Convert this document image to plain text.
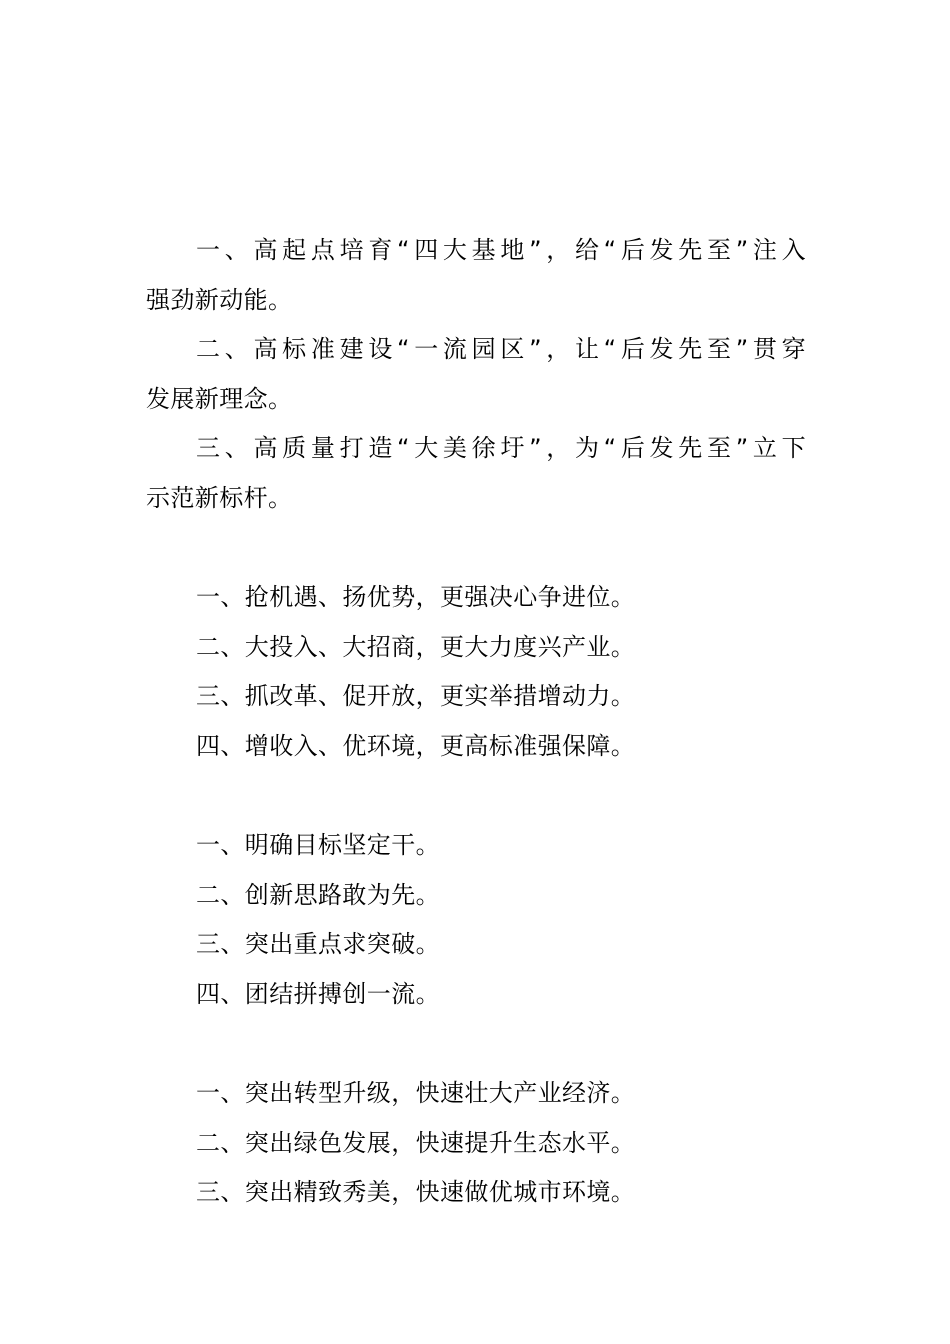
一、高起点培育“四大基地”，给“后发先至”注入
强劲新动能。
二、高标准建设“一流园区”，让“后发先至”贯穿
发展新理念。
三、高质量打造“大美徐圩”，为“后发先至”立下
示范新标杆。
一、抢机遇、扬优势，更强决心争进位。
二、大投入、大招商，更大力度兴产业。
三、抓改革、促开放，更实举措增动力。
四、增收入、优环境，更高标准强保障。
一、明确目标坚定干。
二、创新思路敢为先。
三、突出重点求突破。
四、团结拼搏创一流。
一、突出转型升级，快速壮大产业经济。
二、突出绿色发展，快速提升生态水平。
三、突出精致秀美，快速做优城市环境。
==
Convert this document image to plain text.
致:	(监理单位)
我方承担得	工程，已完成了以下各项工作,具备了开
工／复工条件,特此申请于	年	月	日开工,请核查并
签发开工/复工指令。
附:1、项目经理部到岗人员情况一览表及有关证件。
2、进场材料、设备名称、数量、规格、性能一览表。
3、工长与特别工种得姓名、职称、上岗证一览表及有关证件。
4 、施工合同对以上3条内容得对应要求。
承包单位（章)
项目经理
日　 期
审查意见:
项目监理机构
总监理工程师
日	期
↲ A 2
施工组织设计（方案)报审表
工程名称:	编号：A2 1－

Work to complete:
Find each line holding the word "后发先至" and copy it.

Final result:
一、高起点培育“四大基地”，给“后发先至”注入
二、高标准建设“一流园区”，让“后发先至”贯穿
三、高质量打造“大美徐圩”，为“后发先至”立下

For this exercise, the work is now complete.